● **WRITTEN REQUEST**: Reproduce, unchanged and in order, the stretch of the records from the line containing "y-tick-label: 0: [101, 178, 113, 201]" through the line containing "legend-item-kansas: Kansas: [630, 518, 746, 543]", including both of those lines.

● **DATA FOR THIS TASK**:

[Begin]

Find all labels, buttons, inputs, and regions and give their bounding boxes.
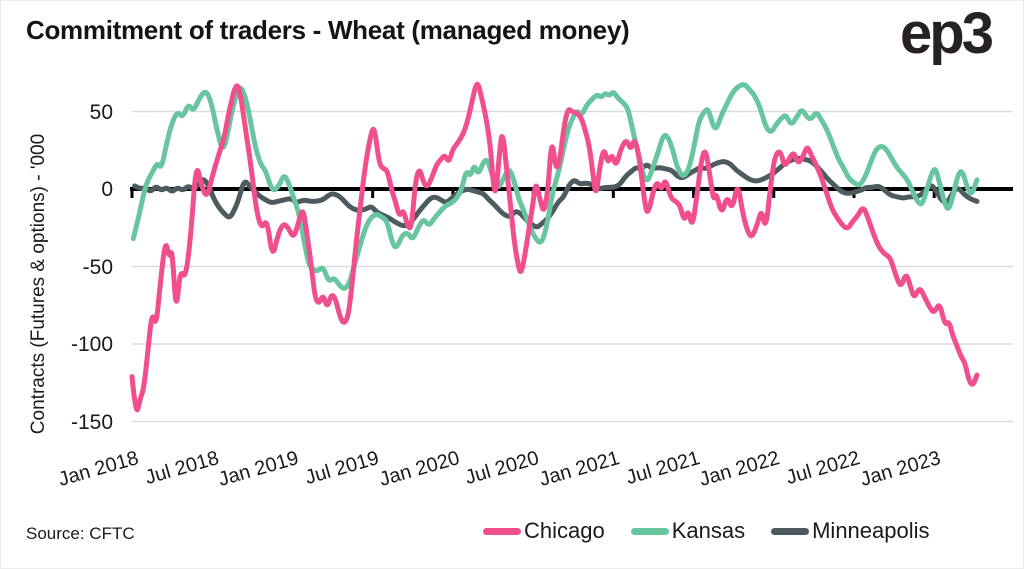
y-tick-label: 0: [101, 178, 113, 201]
series-line-minneapolis: [132, 155, 980, 230]
legend-label: Kansas: [671, 518, 746, 543]
y-axis-title: Contracts (Futures & options) - '000: [28, 133, 49, 435]
source-note: Source: CFTC: [26, 524, 135, 543]
y-tick-label: -100: [70, 333, 113, 356]
series-line-kansas: [130, 82, 980, 291]
chart-title: Commitment of traders - Wheat (managed m…: [26, 15, 630, 45]
legend-item-minneapolis: Minneapolis: [771, 518, 930, 543]
legend-item-kansas: Kansas: [630, 518, 746, 543]
legend-item-chicago: Chicago: [483, 520, 605, 542]
legend-swatch-chicago: [483, 527, 521, 535]
legend-label: Minneapolis: [812, 518, 930, 543]
y-tick-label: 50: [89, 100, 113, 124]
legend: Chicago Kansas Minneapolis: [483, 520, 930, 542]
legend-swatch-minneapolis: [771, 527, 810, 535]
series-line-chicago: [129, 81, 980, 413]
y-tick-label: -150: [70, 410, 113, 434]
legend-label: Chicago: [524, 518, 605, 543]
ep3-logo: ep3: [900, 1, 994, 66]
y-tick-label: -50: [82, 255, 113, 279]
legend-swatch-kansas: [630, 527, 669, 535]
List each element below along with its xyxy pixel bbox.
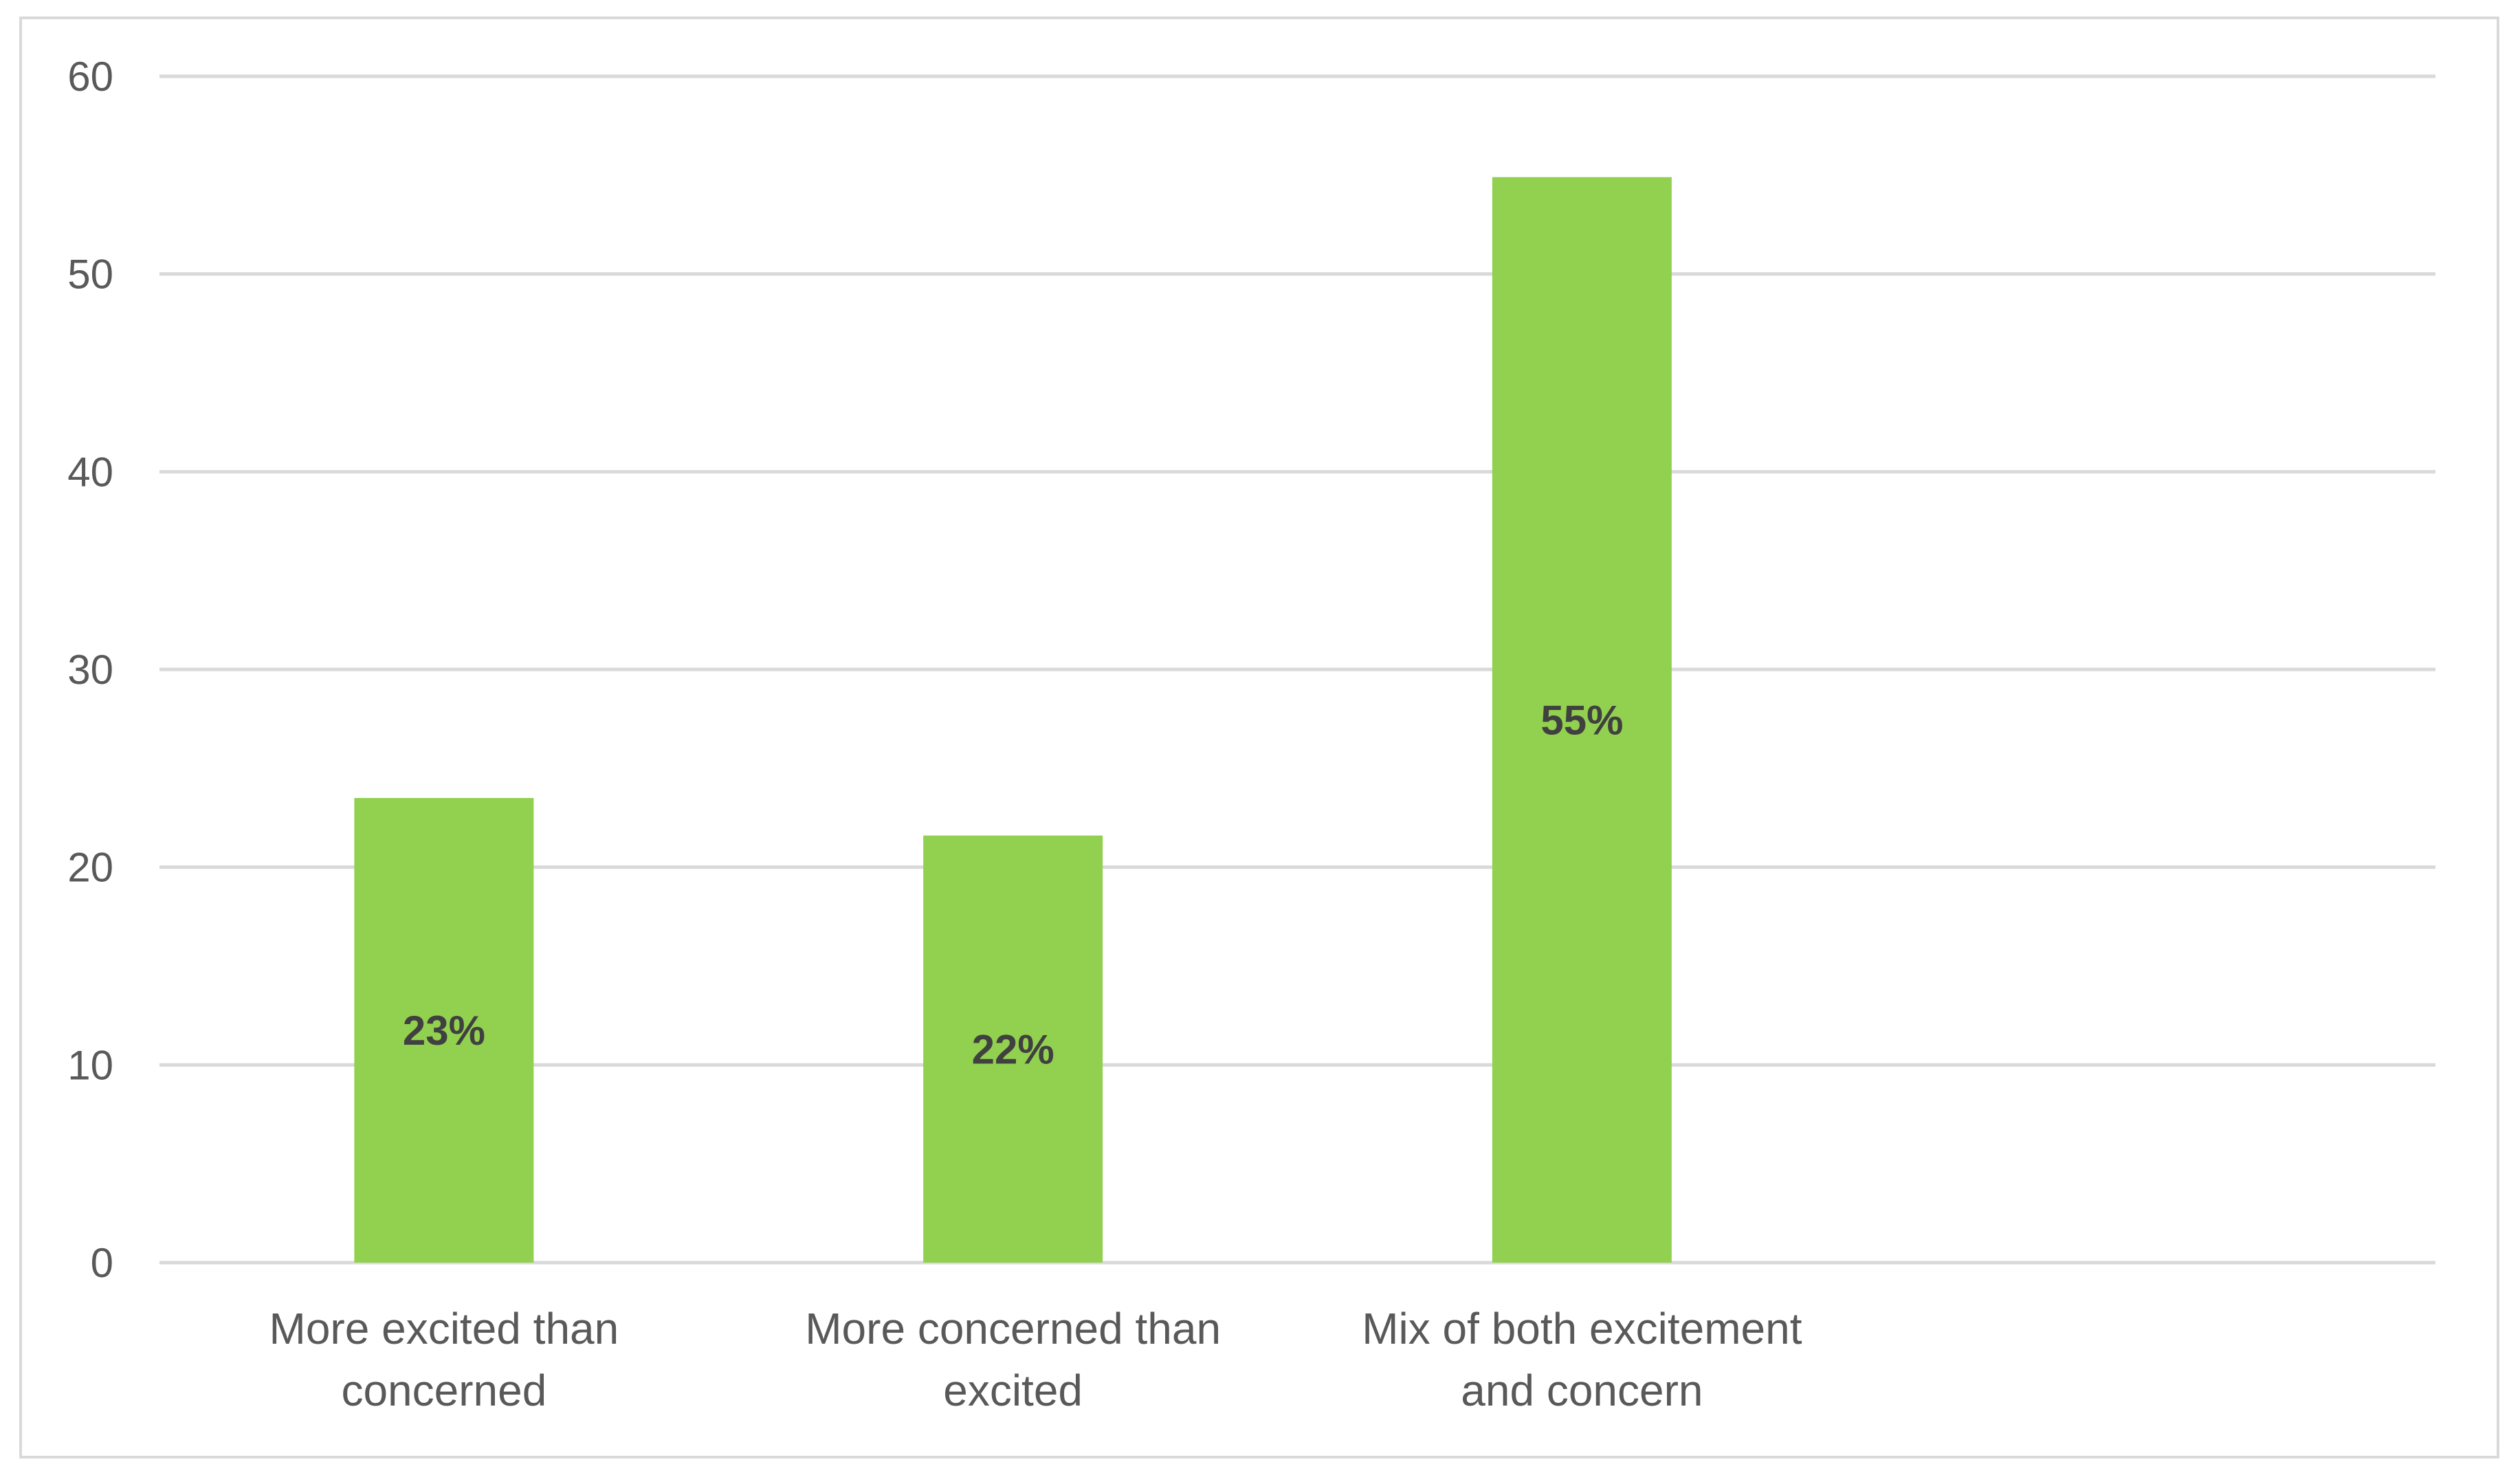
x-tick-label: More concerned than: [805, 1304, 1221, 1353]
bar: [923, 835, 1103, 1263]
y-tick-label: 60: [67, 54, 113, 100]
y-tick-label: 40: [67, 449, 113, 495]
y-tick-label: 30: [67, 647, 113, 693]
x-tick-label: and concern: [1461, 1366, 1703, 1415]
data-label: 22%: [972, 1026, 1054, 1072]
x-tick-label: Mix of both excitement: [1362, 1304, 1802, 1353]
x-tick-label: concerned: [341, 1366, 546, 1415]
y-axis: 0 10 20 30 40 50 60: [67, 54, 113, 1286]
x-tick-label: excited: [943, 1366, 1083, 1415]
x-tick-label: More excited than: [269, 1304, 619, 1353]
y-tick-label: 10: [67, 1042, 113, 1088]
bar: [354, 797, 534, 1263]
data-label: 55%: [1540, 697, 1623, 743]
data-label: 23%: [403, 1008, 485, 1054]
bar: [1492, 177, 1672, 1263]
bars: [354, 177, 1672, 1263]
y-tick-label: 20: [67, 845, 113, 891]
data-labels: 23% 22% 55%: [403, 697, 1624, 1072]
x-axis: More excited than concerned More concerned…: [269, 1304, 1802, 1415]
gridlines: [159, 74, 2435, 1265]
y-tick-label: 0: [91, 1240, 113, 1286]
y-tick-label: 50: [67, 252, 113, 298]
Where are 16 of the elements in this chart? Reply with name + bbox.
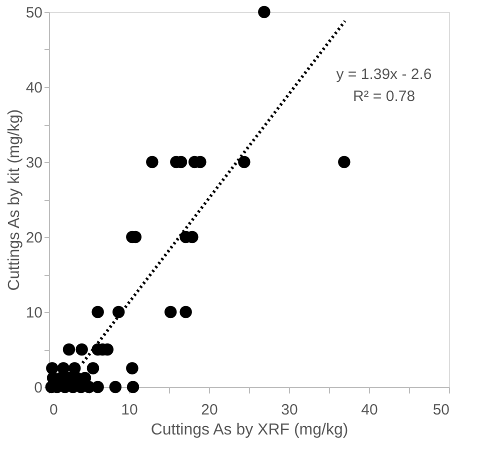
y-tick-label: 10 (26, 304, 42, 322)
y-tick-label: 30 (26, 154, 42, 172)
annotation: R² = 0.78 (352, 88, 416, 105)
y-tick-label: 40 (26, 80, 42, 96)
x-tick-label: 50 (432, 402, 450, 418)
x-tick-label: 10 (121, 402, 138, 418)
annotation: y = 1.39x - 2.6 (336, 66, 432, 83)
y-tick-label: 50 (26, 4, 42, 22)
x-tick-label: 40 (361, 402, 378, 418)
x-tick-label: 20 (201, 402, 218, 418)
y-axis-title: Cuttings As by kit (mg/kg) (6, 109, 23, 291)
x-tick-label: 0 (50, 402, 58, 418)
x-axis-title: Cuttings As by XRF (mg/kg) (150, 422, 348, 438)
x-tick-label: 30 (281, 402, 298, 418)
y-tick-label: 0 (34, 380, 42, 396)
y-tick-label: 20 (26, 230, 42, 246)
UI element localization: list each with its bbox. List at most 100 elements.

[End]

● **SOLVED PROBLEM**:
y-tick-label: 0: [101, 178, 113, 201]
series-line-minneapolis: [132, 155, 980, 230]
legend-label: Kansas: [671, 518, 746, 543]
y-axis-title: Contracts (Futures & options) - '000: [28, 133, 49, 435]
source-note: Source: CFTC: [26, 524, 135, 543]
y-tick-label: -100: [70, 333, 113, 356]
series-line-kansas: [130, 82, 980, 291]
chart-title: Commitment of traders - Wheat (managed m…: [26, 15, 630, 45]
legend-item-minneapolis: Minneapolis: [771, 518, 930, 543]
legend-item-kansas: Kansas: [630, 518, 746, 543]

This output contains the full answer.